### Task prompt
Would you quote every entry exactly, dropping only the pictures?

#### Records to use ####

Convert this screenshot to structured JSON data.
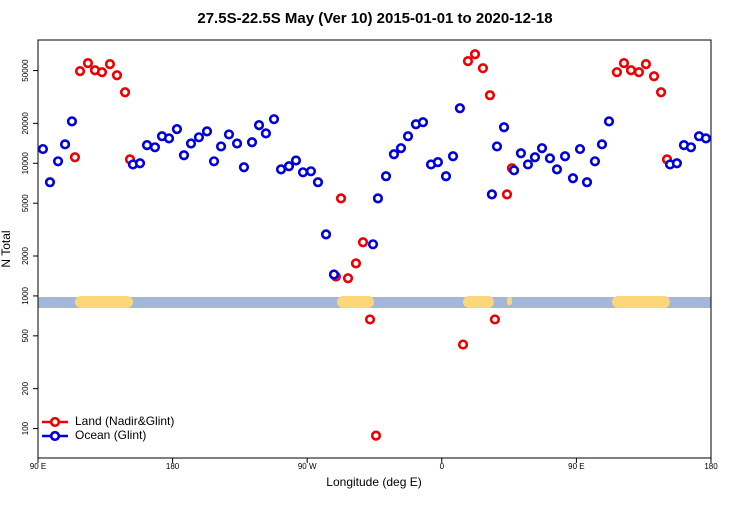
{
  "chart_data": {
    "type": "scatter",
    "title": "27.5S-22.5S May (Ver 10)   2015-01-01 to 2020-12-18",
    "x_label": "Longitude (deg E)",
    "y_label": "N Total",
    "log_y": true,
    "legend": "bottom-left",
    "xlim": [
      90,
      540
    ],
    "xticks": [
      {
        "value": 90,
        "label": "90 E"
      },
      {
        "value": 180,
        "label": "180"
      },
      {
        "value": 270,
        "label": "90 W"
      },
      {
        "value": 360,
        "label": "0"
      },
      {
        "value": 450,
        "label": "90 E"
      },
      {
        "value": 540,
        "label": "180"
      }
    ],
    "ylim": [
      60,
      85000
    ],
    "yticks": [
      100,
      200,
      500,
      1000,
      2000,
      5000,
      10000,
      20000,
      50000
    ],
    "series": [
      {
        "name": "Land (Nadir&Glint)",
        "color": "#ee0000",
        "x": [
          114.7,
          118.1,
          123.4,
          128.1,
          132.8,
          138.1,
          142.8,
          148.2,
          151.5,
          289.2,
          292.6,
          297.3,
          302.6,
          307.3,
          312.0,
          316.0,
          374.2,
          377.5,
          382.2,
          387.5,
          392.2,
          395.5,
          403.6,
          406.9,
          477.1,
          481.8,
          486.5,
          491.8,
          496.5,
          501.9,
          506.6,
          510.6
        ],
        "values": [
          11100,
          49500,
          56900,
          50300,
          48600,
          55900,
          46100,
          34300,
          10700,
          1400,
          5440,
          1360,
          1760,
          2540,
          665,
          88.5,
          430,
          58900,
          66400,
          52100,
          32600,
          665,
          5830,
          9170,
          48600,
          56900,
          50300,
          48600,
          55900,
          45300,
          34300,
          10700
        ]
      },
      {
        "name": "Ocean (Glint)",
        "color": "#0000dd",
        "x": [
          93.3,
          98.0,
          103.4,
          108.1,
          112.7,
          153.5,
          158.2,
          162.9,
          168.2,
          172.9,
          177.6,
          182.9,
          187.6,
          192.3,
          197.6,
          203.0,
          207.7,
          212.4,
          217.7,
          223.1,
          227.7,
          233.1,
          237.8,
          242.4,
          247.8,
          252.5,
          257.8,
          262.5,
          267.2,
          272.5,
          277.2,
          282.6,
          287.9,
          314.0,
          317.3,
          322.7,
          328.0,
          332.7,
          337.4,
          342.7,
          347.4,
          352.8,
          357.4,
          362.8,
          367.5,
          372.1,
          393.5,
          396.9,
          401.6,
          408.3,
          412.9,
          417.6,
          422.3,
          427.0,
          432.3,
          437.0,
          442.4,
          447.7,
          452.4,
          457.1,
          462.4,
          467.1,
          471.8,
          512.6,
          517.2,
          521.9,
          526.6,
          532.0,
          536.6
        ],
        "values": [
          12800,
          7200,
          10350,
          13900,
          20700,
          9800,
          10000,
          13700,
          13200,
          16000,
          15400,
          18100,
          11500,
          14100,
          15700,
          17400,
          10350,
          13400,
          16500,
          14100,
          9330,
          14400,
          19400,
          16800,
          21500,
          9000,
          9500,
          10500,
          8550,
          8700,
          7200,
          2910,
          1450,
          2450,
          5440,
          7980,
          11700,
          13000,
          16000,
          19700,
          20400,
          9800,
          10200,
          7980,
          11300,
          26000,
          5830,
          13400,
          18700,
          8850,
          11900,
          9800,
          11100,
          13000,
          10900,
          9000,
          11300,
          7710,
          12800,
          7200,
          10350,
          13900,
          20700,
          9800,
          10000,
          13700,
          13200,
          16000,
          15400
        ]
      }
    ]
  }
}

####

### Task output
Convert this screenshot to structured JSON data.
{
  "chart_data": {
    "type": "scatter",
    "title": "27.5S-22.5S May (Ver 10)   2015-01-01 to 2020-12-18",
    "x_label": "Longitude (deg E)",
    "y_label": "N Total",
    "log_y": true,
    "legend": "bottom-left",
    "xlim": [
      90,
      540
    ],
    "xticks": [
      {
        "value": 90,
        "label": "90 E"
      },
      {
        "value": 180,
        "label": "180"
      },
      {
        "value": 270,
        "label": "90 W"
      },
      {
        "value": 360,
        "label": "0"
      },
      {
        "value": 450,
        "label": "90 E"
      },
      {
        "value": 540,
        "label": "180"
      }
    ],
    "ylim": [
      60,
      85000
    ],
    "yticks": [
      100,
      200,
      500,
      1000,
      2000,
      5000,
      10000,
      20000,
      50000
    ],
    "series": [
      {
        "name": "Land (Nadir&Glint)",
        "color": "#ee0000",
        "x": [
          114.7,
          118.1,
          123.4,
          128.1,
          132.8,
          138.1,
          142.8,
          148.2,
          151.5,
          289.2,
          292.6,
          297.3,
          302.6,
          307.3,
          312.0,
          316.0,
          374.2,
          377.5,
          382.2,
          387.5,
          392.2,
          395.5,
          403.6,
          406.9,
          477.1,
          481.8,
          486.5,
          491.8,
          496.5,
          501.9,
          506.6,
          510.6
        ],
        "values": [
          11100,
          49500,
          56900,
          50300,
          48600,
          55900,
          46100,
          34300,
          10700,
          1400,
          5440,
          1360,
          1760,
          2540,
          665,
          88.5,
          430,
          58900,
          66400,
          52100,
          32600,
          665,
          5830,
          9170,
          48600,
          56900,
          50300,
          48600,
          55900,
          45300,
          34300,
          10700
        ]
      },
      {
        "name": "Ocean (Glint)",
        "color": "#0000dd",
        "x": [
          93.3,
          98.0,
          103.4,
          108.1,
          112.7,
          153.5,
          158.2,
          162.9,
          168.2,
          172.9,
          177.6,
          182.9,
          187.6,
          192.3,
          197.6,
          203.0,
          207.7,
          212.4,
          217.7,
          223.1,
          227.7,
          233.1,
          237.8,
          242.4,
          247.8,
          252.5,
          257.8,
          262.5,
          267.2,
          272.5,
          277.2,
          282.6,
          287.9,
          314.0,
          317.3,
          322.7,
          328.0,
          332.7,
          337.4,
          342.7,
          347.4,
          352.8,
          357.4,
          362.8,
          367.5,
          372.1,
          393.5,
          396.9,
          401.6,
          408.3,
          412.9,
          417.6,
          422.3,
          427.0,
          432.3,
          437.0,
          442.4,
          447.7,
          452.4,
          457.1,
          462.4,
          467.1,
          471.8,
          512.6,
          517.2,
          521.9,
          526.6,
          532.0,
          536.6
        ],
        "values": [
          12800,
          7200,
          10350,
          13900,
          20700,
          9800,
          10000,
          13700,
          13200,
          16000,
          15400,
          18100,
          11500,
          14100,
          15700,
          17400,
          10350,
          13400,
          16500,
          14100,
          9330,
          14400,
          19400,
          16800,
          21500,
          9000,
          9500,
          10500,
          8550,
          8700,
          7200,
          2910,
          1450,
          2450,
          5440,
          7980,
          11700,
          13000,
          16000,
          19700,
          20400,
          9800,
          10200,
          7980,
          11300,
          26000,
          5830,
          13400,
          18700,
          8850,
          11900,
          9800,
          11100,
          13000,
          10900,
          9000,
          11300,
          7710,
          12800,
          7200,
          10350,
          13900,
          20700,
          9800,
          10000,
          13700,
          13200,
          16000,
          15400
        ]
      }
    ]
  }
}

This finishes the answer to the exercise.